== Record excerpts ==
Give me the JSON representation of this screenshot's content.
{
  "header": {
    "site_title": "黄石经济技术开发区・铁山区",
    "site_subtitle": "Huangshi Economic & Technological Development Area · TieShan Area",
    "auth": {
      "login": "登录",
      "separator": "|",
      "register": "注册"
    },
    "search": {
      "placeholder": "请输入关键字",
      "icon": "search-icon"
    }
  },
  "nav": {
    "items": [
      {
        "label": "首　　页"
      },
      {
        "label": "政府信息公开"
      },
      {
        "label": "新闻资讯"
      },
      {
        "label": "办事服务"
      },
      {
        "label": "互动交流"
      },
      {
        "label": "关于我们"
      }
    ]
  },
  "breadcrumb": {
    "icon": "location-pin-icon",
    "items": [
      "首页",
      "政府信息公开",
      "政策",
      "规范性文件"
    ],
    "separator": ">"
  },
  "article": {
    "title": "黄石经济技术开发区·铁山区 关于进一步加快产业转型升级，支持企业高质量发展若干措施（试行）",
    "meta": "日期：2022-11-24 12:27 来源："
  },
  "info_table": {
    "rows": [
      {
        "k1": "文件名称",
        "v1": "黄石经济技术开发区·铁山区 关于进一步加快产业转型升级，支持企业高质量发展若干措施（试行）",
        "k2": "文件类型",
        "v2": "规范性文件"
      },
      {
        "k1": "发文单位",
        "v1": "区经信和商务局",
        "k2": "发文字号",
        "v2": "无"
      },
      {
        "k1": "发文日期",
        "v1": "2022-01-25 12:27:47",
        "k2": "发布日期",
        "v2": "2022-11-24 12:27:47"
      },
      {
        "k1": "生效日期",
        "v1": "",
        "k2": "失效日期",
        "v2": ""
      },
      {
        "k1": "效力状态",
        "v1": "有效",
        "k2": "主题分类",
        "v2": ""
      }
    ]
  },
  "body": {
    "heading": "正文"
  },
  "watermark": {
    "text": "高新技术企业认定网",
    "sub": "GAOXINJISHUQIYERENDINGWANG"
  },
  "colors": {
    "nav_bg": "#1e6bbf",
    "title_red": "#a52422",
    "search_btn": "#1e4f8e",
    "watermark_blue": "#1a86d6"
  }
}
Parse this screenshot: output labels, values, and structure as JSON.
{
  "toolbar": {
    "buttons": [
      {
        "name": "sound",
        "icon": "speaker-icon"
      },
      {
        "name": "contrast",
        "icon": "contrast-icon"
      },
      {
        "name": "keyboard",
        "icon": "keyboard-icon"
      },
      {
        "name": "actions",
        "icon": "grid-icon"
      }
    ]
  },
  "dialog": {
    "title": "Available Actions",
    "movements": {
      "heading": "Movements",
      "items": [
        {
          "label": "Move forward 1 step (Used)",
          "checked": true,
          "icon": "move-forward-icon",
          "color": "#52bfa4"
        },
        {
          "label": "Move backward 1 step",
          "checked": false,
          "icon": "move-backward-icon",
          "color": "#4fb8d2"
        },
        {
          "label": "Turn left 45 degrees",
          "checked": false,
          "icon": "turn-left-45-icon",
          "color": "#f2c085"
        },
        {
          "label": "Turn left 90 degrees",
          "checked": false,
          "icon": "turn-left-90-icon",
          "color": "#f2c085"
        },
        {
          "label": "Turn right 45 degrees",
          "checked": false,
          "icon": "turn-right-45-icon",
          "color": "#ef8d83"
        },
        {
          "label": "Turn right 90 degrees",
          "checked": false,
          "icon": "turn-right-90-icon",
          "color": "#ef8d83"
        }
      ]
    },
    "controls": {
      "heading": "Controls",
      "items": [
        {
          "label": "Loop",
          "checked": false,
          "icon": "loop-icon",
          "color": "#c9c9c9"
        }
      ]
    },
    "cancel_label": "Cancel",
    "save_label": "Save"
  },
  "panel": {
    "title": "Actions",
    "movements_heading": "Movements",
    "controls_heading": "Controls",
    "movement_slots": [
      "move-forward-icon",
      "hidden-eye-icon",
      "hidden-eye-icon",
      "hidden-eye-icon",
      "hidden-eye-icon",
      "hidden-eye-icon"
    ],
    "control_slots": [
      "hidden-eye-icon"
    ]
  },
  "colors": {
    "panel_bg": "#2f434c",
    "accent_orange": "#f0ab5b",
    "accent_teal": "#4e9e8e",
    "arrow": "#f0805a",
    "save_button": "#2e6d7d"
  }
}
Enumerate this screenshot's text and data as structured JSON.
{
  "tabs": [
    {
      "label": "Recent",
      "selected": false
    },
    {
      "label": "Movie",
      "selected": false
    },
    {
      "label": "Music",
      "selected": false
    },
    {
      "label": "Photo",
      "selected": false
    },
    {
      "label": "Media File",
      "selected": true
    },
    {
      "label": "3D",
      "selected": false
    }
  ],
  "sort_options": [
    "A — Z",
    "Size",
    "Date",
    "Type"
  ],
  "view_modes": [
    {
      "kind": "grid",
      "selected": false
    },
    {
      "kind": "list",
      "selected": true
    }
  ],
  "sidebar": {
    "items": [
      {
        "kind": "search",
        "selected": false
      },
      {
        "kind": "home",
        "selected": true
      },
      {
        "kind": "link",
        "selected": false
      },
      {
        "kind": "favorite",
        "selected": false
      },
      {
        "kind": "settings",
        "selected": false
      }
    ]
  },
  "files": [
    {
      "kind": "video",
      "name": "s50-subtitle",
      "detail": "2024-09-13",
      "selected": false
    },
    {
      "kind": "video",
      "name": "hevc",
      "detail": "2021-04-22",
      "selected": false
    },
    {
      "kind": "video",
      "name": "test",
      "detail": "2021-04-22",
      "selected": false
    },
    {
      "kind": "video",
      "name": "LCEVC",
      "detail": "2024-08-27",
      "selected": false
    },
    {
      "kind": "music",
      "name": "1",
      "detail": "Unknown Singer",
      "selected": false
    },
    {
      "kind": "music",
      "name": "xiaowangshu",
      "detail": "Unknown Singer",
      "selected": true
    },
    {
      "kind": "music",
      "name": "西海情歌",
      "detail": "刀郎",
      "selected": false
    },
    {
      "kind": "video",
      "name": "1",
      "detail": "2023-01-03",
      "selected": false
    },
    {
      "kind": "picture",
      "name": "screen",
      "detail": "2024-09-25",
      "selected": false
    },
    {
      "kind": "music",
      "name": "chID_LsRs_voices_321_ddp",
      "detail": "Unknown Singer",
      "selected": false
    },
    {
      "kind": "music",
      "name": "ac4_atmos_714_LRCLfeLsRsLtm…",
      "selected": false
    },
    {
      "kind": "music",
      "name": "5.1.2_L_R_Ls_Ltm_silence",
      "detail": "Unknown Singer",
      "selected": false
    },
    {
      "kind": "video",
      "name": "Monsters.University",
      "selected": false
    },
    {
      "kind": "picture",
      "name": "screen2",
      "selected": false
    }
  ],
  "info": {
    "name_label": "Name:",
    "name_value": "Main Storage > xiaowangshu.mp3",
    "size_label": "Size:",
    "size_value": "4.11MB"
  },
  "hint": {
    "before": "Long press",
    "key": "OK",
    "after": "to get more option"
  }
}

== Problem to work on ==
Please reproduce each line exactly as written.

== Output for this task ==
Give me the JSON representation of this screenshot's content.
{
  "header": {
    "site_title": "黄石经济技术开发区・铁山区",
    "site_subtitle": "Huangshi Economic & Technological Development Area · TieShan Area",
    "auth": {
      "login": "登录",
      "separator": "|",
      "register": "注册"
    },
    "search": {
      "placeholder": "请输入关键字",
      "icon": "search-icon"
    }
  },
  "nav": {
    "items": [
      {
        "label": "首　　页"
      },
      {
        "label": "政府信息公开"
      },
      {
        "label": "新闻资讯"
      },
      {
        "label": "办事服务"
      },
      {
        "label": "互动交流"
      },
      {
        "label": "关于我们"
      }
    ]
  },
  "breadcrumb": {
    "icon": "location-pin-icon",
    "items": [
      "首页",
      "政府信息公开",
      "政策",
      "规范性文件"
    ],
    "separator": ">"
  },
  "article": {
    "title": "黄石经济技术开发区·铁山区 关于进一步加快产业转型升级，支持企业高质量发展若干措施（试行）",
    "meta": "日期：2022-11-24 12:27 来源："
  },
  "info_table": {
    "rows": [
      {
        "k1": "文件名称",
        "v1": "黄石经济技术开发区·铁山区 关于进一步加快产业转型升级，支持企业高质量发展若干措施（试行）",
        "k2": "文件类型",
        "v2": "规范性文件"
      },
      {
        "k1": "发文单位",
        "v1": "区经信和商务局",
        "k2": "发文字号",
        "v2": "无"
      },
      {
        "k1": "发文日期",
        "v1": "2022-01-25 12:27:47",
        "k2": "发布日期",
        "v2": "2022-11-24 12:27:47"
      },
      {
        "k1": "生效日期",
        "v1": "",
        "k2": "失效日期",
        "v2": ""
      },
      {
        "k1": "效力状态",
        "v1": "有效",
        "k2": "主题分类",
        "v2": ""
      }
    ]
  },
  "body": {
    "heading": "正文"
  },
  "watermark": {
    "text": "高新技术企业认定网",
    "sub": "GAOXINJISHUQIYERENDINGWANG"
  },
  "colors": {
    "nav_bg": "#1e6bbf",
    "title_red": "#a52422",
    "search_btn": "#1e4f8e",
    "watermark_blue": "#1a86d6"
  }
}
Parse this screenshot: output labels, values, and structure as JSON.
{
  "toolbar": {
    "buttons": [
      {
        "name": "sound",
        "icon": "speaker-icon"
      },
      {
        "name": "contrast",
        "icon": "contrast-icon"
      },
      {
        "name": "keyboard",
        "icon": "keyboard-icon"
      },
      {
        "name": "actions",
        "icon": "grid-icon"
      }
    ]
  },
  "dialog": {
    "title": "Available Actions",
    "movements": {
      "heading": "Movements",
      "items": [
        {
          "label": "Move forward 1 step (Used)",
          "checked": true,
          "icon": "move-forward-icon",
          "color": "#52bfa4"
        },
        {
          "label": "Move backward 1 step",
          "checked": false,
          "icon": "move-backward-icon",
          "color": "#4fb8d2"
        },
        {
          "label": "Turn left 45 degrees",
          "checked": false,
          "icon": "turn-left-45-icon",
          "color": "#f2c085"
        },
        {
          "label": "Turn left 90 degrees",
          "checked": false,
          "icon": "turn-left-90-icon",
          "color": "#f2c085"
        },
        {
          "label": "Turn right 45 degrees",
          "checked": false,
          "icon": "turn-right-45-icon",
          "color": "#ef8d83"
        },
        {
          "label": "Turn right 90 degrees",
          "checked": false,
          "icon": "turn-right-90-icon",
          "color": "#ef8d83"
        }
      ]
    },
    "controls": {
      "heading": "Controls",
      "items": [
        {
          "label": "Loop",
          "checked": false,
          "icon": "loop-icon",
          "color": "#c9c9c9"
        }
      ]
    },
    "cancel_label": "Cancel",
    "save_label": "Save"
  },
  "panel": {
    "title": "Actions",
    "movements_heading": "Movements",
    "controls_heading": "Controls",
    "movement_slots": [
      "move-forward-icon",
      "hidden-eye-icon",
      "hidden-eye-icon",
      "hidden-eye-icon",
      "hidden-eye-icon",
      "hidden-eye-icon"
    ],
    "control_slots": [
      "hidden-eye-icon"
    ]
  },
  "colors": {
    "panel_bg": "#2f434c",
    "accent_orange": "#f0ab5b",
    "accent_teal": "#4e9e8e",
    "arrow": "#f0805a",
    "save_button": "#2e6d7d"
  }
}
Enumerate this screenshot's text and data as structured JSON.
{
  "tabs": [
    {
      "label": "Recent",
      "selected": false
    },
    {
      "label": "Movie",
      "selected": false
    },
    {
      "label": "Music",
      "selected": false
    },
    {
      "label": "Photo",
      "selected": false
    },
    {
      "label": "Media File",
      "selected": true
    },
    {
      "label": "3D",
      "selected": false
    }
  ],
  "sort_options": [
    "A — Z",
    "Size",
    "Date",
    "Type"
  ],
  "view_modes": [
    {
      "kind": "grid",
      "selected": false
    },
    {
      "kind": "list",
      "selected": true
    }
  ],
  "sidebar": {
    "items": [
      {
        "kind": "search",
        "selected": false
      },
      {
        "kind": "home",
        "selected": true
      },
      {
        "kind": "link",
        "selected": false
      },
      {
        "kind": "favorite",
        "selected": false
      },
      {
        "kind": "settings",
        "selected": false
      }
    ]
  },
  "files": [
    {
      "kind": "video",
      "name": "s50-subtitle",
      "detail": "2024-09-13",
      "selected": false
    },
    {
      "kind": "video",
      "name": "hevc",
      "detail": "2021-04-22",
      "selected": false
    },
    {
      "kind": "video",
      "name": "test",
      "detail": "2021-04-22",
      "selected": false
    },
    {
      "kind": "video",
      "name": "LCEVC",
      "detail": "2024-08-27",
      "selected": false
    },
    {
      "kind": "music",
      "name": "1",
      "detail": "Unknown Singer",
      "selected": false
    },
    {
      "kind": "music",
      "name": "xiaowangshu",
      "detail": "Unknown Singer",
      "selected": true
    },
    {
      "kind": "music",
      "name": "西海情歌",
      "detail": "刀郎",
      "selected": false
    },
    {
      "kind": "video",
      "name": "1",
      "detail": "2023-01-03",
      "selected": false
    },
    {
      "kind": "picture",
      "name": "screen",
      "detail": "2024-09-25",
      "selected": false
    },
    {
      "kind": "music",
      "name": "chID_LsRs_voices_321_ddp",
      "detail": "Unknown Singer",
      "selected": false
    },
    {
      "kind": "music",
      "name": "ac4_atmos_714_LRCLfeLsRsLtm…",
      "selected": false
    },
    {
      "kind": "music",
      "name": "5.1.2_L_R_Ls_Ltm_silence",
      "detail": "Unknown Singer",
      "selected": false
    },
    {
      "kind": "video",
      "name": "Monsters.University",
      "selected": false
    },
    {
      "kind": "picture",
      "name": "screen2",
      "selected": false
    }
  ],
  "info": {
    "name_label": "Name:",
    "name_value": "Main Storage > xiaowangshu.mp3",
    "size_label": "Size:",
    "size_value": "4.11MB"
  },
  "hint": {
    "before": "Long press",
    "key": "OK",
    "after": "to get more option"
  }
}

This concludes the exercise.